• Exercise prompt
Omit all pictures, then retype the data exactly as given.

• Records to process

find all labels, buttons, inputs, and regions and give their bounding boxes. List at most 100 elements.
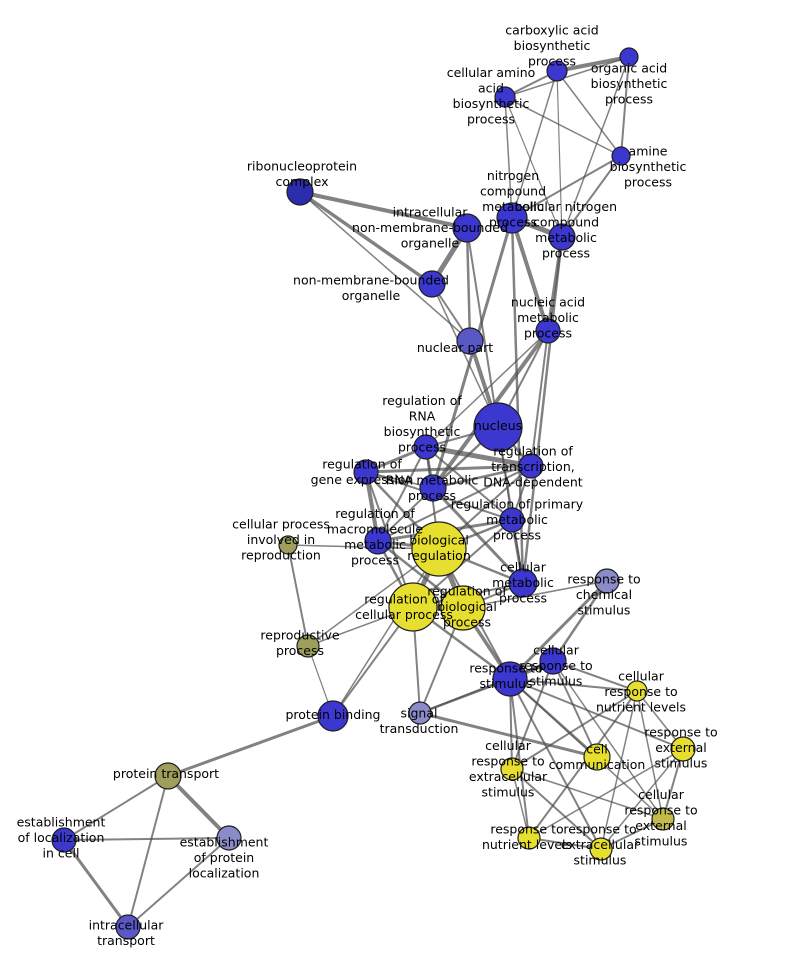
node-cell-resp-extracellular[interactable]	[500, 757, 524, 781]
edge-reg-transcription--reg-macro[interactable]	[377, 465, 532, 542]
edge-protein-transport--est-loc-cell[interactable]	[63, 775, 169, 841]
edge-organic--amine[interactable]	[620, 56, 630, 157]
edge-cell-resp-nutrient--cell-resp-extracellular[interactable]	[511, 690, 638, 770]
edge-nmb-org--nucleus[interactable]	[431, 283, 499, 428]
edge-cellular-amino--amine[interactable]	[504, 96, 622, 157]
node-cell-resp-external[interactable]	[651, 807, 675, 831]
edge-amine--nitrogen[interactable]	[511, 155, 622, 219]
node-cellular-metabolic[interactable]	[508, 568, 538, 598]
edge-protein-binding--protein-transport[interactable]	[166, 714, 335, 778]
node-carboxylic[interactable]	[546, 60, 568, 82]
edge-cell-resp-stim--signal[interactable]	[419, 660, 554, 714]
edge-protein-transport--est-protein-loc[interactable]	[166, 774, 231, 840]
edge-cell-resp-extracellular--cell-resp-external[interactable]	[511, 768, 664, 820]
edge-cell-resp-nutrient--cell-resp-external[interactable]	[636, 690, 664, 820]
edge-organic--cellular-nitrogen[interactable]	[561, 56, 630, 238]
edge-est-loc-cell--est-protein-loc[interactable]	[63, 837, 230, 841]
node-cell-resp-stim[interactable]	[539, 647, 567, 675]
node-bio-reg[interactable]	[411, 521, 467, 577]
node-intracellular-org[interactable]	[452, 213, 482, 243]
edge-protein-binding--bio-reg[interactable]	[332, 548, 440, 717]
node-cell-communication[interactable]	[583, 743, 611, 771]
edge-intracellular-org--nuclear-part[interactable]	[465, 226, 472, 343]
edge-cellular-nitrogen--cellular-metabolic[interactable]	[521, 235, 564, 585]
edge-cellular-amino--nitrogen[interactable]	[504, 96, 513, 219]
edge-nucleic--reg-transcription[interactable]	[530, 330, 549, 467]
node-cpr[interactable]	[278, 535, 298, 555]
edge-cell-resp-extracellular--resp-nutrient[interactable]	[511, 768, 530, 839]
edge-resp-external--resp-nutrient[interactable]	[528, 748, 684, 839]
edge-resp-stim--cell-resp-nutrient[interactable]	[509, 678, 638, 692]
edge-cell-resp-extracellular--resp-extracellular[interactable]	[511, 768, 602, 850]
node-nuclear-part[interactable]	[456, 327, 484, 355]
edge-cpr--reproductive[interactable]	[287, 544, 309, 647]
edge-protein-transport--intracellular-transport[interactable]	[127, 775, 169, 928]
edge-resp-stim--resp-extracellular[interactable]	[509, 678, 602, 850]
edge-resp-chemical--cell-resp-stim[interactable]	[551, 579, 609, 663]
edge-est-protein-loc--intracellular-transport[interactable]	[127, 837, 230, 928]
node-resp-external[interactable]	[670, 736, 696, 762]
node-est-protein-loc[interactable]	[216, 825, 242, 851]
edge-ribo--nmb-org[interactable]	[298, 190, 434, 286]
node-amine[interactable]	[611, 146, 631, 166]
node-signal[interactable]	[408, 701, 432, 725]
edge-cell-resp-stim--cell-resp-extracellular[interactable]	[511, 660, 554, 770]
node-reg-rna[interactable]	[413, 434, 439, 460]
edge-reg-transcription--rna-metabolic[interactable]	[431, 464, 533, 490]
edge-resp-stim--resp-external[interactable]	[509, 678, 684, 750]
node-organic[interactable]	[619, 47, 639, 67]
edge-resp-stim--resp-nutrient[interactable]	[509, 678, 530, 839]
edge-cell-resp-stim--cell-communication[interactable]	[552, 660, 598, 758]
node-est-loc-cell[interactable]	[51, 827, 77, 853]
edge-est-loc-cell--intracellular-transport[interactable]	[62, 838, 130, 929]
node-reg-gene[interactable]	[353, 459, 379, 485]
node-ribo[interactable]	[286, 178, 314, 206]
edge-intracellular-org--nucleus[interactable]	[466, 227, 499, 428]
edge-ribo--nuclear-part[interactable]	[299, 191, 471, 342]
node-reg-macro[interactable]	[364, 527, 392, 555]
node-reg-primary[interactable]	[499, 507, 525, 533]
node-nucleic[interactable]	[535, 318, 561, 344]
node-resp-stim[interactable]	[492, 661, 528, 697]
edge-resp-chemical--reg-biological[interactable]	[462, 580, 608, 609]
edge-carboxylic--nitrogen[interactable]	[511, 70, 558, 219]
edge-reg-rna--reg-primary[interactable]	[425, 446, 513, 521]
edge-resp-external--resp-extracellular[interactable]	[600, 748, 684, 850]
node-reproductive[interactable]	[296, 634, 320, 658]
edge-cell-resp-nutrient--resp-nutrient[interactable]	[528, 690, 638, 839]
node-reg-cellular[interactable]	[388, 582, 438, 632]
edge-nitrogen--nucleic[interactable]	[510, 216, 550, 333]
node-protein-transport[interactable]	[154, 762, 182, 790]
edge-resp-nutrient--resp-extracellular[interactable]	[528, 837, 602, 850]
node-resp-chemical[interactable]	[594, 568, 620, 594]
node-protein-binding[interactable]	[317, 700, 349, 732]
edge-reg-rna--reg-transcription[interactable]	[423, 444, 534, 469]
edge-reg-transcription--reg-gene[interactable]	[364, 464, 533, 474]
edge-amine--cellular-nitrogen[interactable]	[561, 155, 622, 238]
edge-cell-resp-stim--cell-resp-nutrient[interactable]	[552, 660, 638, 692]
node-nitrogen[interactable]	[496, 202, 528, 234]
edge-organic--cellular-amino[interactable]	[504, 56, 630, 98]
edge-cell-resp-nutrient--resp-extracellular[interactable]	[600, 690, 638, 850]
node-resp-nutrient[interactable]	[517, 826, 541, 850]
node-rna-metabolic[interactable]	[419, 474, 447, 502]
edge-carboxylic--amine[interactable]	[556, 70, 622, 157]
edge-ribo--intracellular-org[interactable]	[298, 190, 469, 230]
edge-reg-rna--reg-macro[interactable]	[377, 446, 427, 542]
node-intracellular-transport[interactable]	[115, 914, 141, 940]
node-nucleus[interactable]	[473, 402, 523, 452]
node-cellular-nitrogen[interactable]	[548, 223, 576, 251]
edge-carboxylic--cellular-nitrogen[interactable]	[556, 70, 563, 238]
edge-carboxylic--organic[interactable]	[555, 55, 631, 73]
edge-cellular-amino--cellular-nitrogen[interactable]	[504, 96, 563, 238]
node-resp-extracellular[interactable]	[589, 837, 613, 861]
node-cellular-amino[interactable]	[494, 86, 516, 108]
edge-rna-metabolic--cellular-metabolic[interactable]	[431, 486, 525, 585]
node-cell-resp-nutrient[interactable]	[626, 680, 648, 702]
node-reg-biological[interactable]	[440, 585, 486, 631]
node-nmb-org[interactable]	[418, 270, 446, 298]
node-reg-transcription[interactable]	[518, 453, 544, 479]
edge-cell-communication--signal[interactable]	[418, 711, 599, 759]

• Answer section
find all labels, buttons, inputs, and regions and give their bounding boxes. List at most 100 elements.
node-cell-resp-extracellular[interactable]	[500, 757, 524, 781]
edge-reg-transcription--reg-macro[interactable]	[377, 465, 532, 542]
edge-protein-transport--est-loc-cell[interactable]	[63, 775, 169, 841]
edge-organic--amine[interactable]	[620, 56, 630, 157]
edge-cell-resp-nutrient--cell-resp-extracellular[interactable]	[511, 690, 638, 770]
edge-nmb-org--nucleus[interactable]	[431, 283, 499, 428]
edge-cellular-amino--amine[interactable]	[504, 96, 622, 157]
node-cell-resp-external[interactable]	[651, 807, 675, 831]
edge-amine--nitrogen[interactable]	[511, 155, 622, 219]
node-cellular-metabolic[interactable]	[508, 568, 538, 598]
edge-protein-binding--protein-transport[interactable]	[166, 714, 335, 778]
node-carboxylic[interactable]	[546, 60, 568, 82]
edge-cell-resp-stim--signal[interactable]	[419, 660, 554, 714]
edge-protein-transport--est-protein-loc[interactable]	[166, 774, 231, 840]
edge-cell-resp-extracellular--cell-resp-external[interactable]	[511, 768, 664, 820]
edge-cell-resp-nutrient--cell-resp-external[interactable]	[636, 690, 664, 820]
edge-organic--cellular-nitrogen[interactable]	[561, 56, 630, 238]
edge-est-loc-cell--est-protein-loc[interactable]	[63, 837, 230, 841]
node-cell-resp-stim[interactable]	[539, 647, 567, 675]
node-bio-reg[interactable]	[411, 521, 467, 577]
node-intracellular-org[interactable]	[452, 213, 482, 243]
edge-protein-binding--bio-reg[interactable]	[332, 548, 440, 717]
node-cell-communication[interactable]	[583, 743, 611, 771]
edge-intracellular-org--nuclear-part[interactable]	[465, 226, 472, 343]
edge-cellular-nitrogen--cellular-metabolic[interactable]	[521, 235, 564, 585]
edge-cellular-amino--nitrogen[interactable]	[504, 96, 513, 219]
edge-nucleic--reg-transcription[interactable]	[530, 330, 549, 467]
node-cpr[interactable]	[278, 535, 298, 555]
edge-cell-resp-extracellular--resp-nutrient[interactable]	[511, 768, 530, 839]
edge-resp-external--resp-nutrient[interactable]	[528, 748, 684, 839]
edge-resp-stim--cell-resp-nutrient[interactable]	[509, 678, 638, 692]
edge-cell-resp-extracellular--resp-extracellular[interactable]	[511, 768, 602, 850]
node-nuclear-part[interactable]	[456, 327, 484, 355]
edge-cpr--reproductive[interactable]	[287, 544, 309, 647]
edge-protein-transport--intracellular-transport[interactable]	[127, 775, 169, 928]
edge-resp-stim--resp-extracellular[interactable]	[509, 678, 602, 850]
edge-resp-chemical--cell-resp-stim[interactable]	[551, 579, 609, 663]
edge-est-protein-loc--intracellular-transport[interactable]	[127, 837, 230, 928]
node-resp-external[interactable]	[670, 736, 696, 762]
node-est-protein-loc[interactable]	[216, 825, 242, 851]
edge-ribo--nmb-org[interactable]	[298, 190, 434, 286]
node-amine[interactable]	[611, 146, 631, 166]
node-signal[interactable]	[408, 701, 432, 725]
edge-cell-resp-stim--cell-resp-extracellular[interactable]	[511, 660, 554, 770]
node-reg-rna[interactable]	[413, 434, 439, 460]
edge-reg-transcription--rna-metabolic[interactable]	[431, 464, 533, 490]
edge-resp-stim--resp-external[interactable]	[509, 678, 684, 750]
node-organic[interactable]	[619, 47, 639, 67]
edge-resp-stim--resp-nutrient[interactable]	[509, 678, 530, 839]
edge-cell-resp-stim--cell-communication[interactable]	[552, 660, 598, 758]
node-est-loc-cell[interactable]	[51, 827, 77, 853]
edge-est-loc-cell--intracellular-transport[interactable]	[62, 838, 130, 929]
node-reg-gene[interactable]	[353, 459, 379, 485]
node-ribo[interactable]	[286, 178, 314, 206]
edge-intracellular-org--nucleus[interactable]	[466, 227, 499, 428]
edge-ribo--nuclear-part[interactable]	[299, 191, 471, 342]
node-reg-macro[interactable]	[364, 527, 392, 555]
node-reg-primary[interactable]	[499, 507, 525, 533]
node-nucleic[interactable]	[535, 318, 561, 344]
node-resp-stim[interactable]	[492, 661, 528, 697]
edge-resp-chemical--reg-biological[interactable]	[462, 580, 608, 609]
edge-carboxylic--nitrogen[interactable]	[511, 70, 558, 219]
edge-reg-rna--reg-primary[interactable]	[425, 446, 513, 521]
edge-resp-external--resp-extracellular[interactable]	[600, 748, 684, 850]
node-reproductive[interactable]	[296, 634, 320, 658]
edge-cell-resp-nutrient--resp-nutrient[interactable]	[528, 690, 638, 839]
node-reg-cellular[interactable]	[388, 582, 438, 632]
edge-nitrogen--nucleic[interactable]	[510, 216, 550, 333]
node-protein-transport[interactable]	[154, 762, 182, 790]
edge-resp-nutrient--resp-extracellular[interactable]	[528, 837, 602, 850]
node-resp-chemical[interactable]	[594, 568, 620, 594]
node-protein-binding[interactable]	[317, 700, 349, 732]
edge-reg-rna--reg-transcription[interactable]	[423, 444, 534, 469]
edge-reg-transcription--reg-gene[interactable]	[364, 464, 533, 474]
edge-amine--cellular-nitrogen[interactable]	[561, 155, 622, 238]
edge-cell-resp-stim--cell-resp-nutrient[interactable]	[552, 660, 638, 692]
node-nitrogen[interactable]	[496, 202, 528, 234]
edge-organic--cellular-amino[interactable]	[504, 56, 630, 98]
edge-cell-resp-nutrient--resp-extracellular[interactable]	[600, 690, 638, 850]
node-resp-nutrient[interactable]	[517, 826, 541, 850]
node-rna-metabolic[interactable]	[419, 474, 447, 502]
edge-carboxylic--amine[interactable]	[556, 70, 622, 157]
edge-ribo--intracellular-org[interactable]	[298, 190, 469, 230]
edge-reg-rna--reg-macro[interactable]	[377, 446, 427, 542]
node-intracellular-transport[interactable]	[115, 914, 141, 940]
node-nucleus[interactable]	[473, 402, 523, 452]
node-cellular-nitrogen[interactable]	[548, 223, 576, 251]
edge-carboxylic--cellular-nitrogen[interactable]	[556, 70, 563, 238]
edge-carboxylic--organic[interactable]	[555, 55, 631, 73]
edge-cellular-amino--cellular-nitrogen[interactable]	[504, 96, 563, 238]
node-resp-extracellular[interactable]	[589, 837, 613, 861]
node-cellular-amino[interactable]	[494, 86, 516, 108]
edge-rna-metabolic--cellular-metabolic[interactable]	[431, 486, 525, 585]
node-cell-resp-nutrient[interactable]	[626, 680, 648, 702]
node-reg-biological[interactable]	[440, 585, 486, 631]
node-nmb-org[interactable]	[418, 270, 446, 298]
node-reg-transcription[interactable]	[518, 453, 544, 479]
edge-cell-communication--signal[interactable]	[418, 711, 599, 759]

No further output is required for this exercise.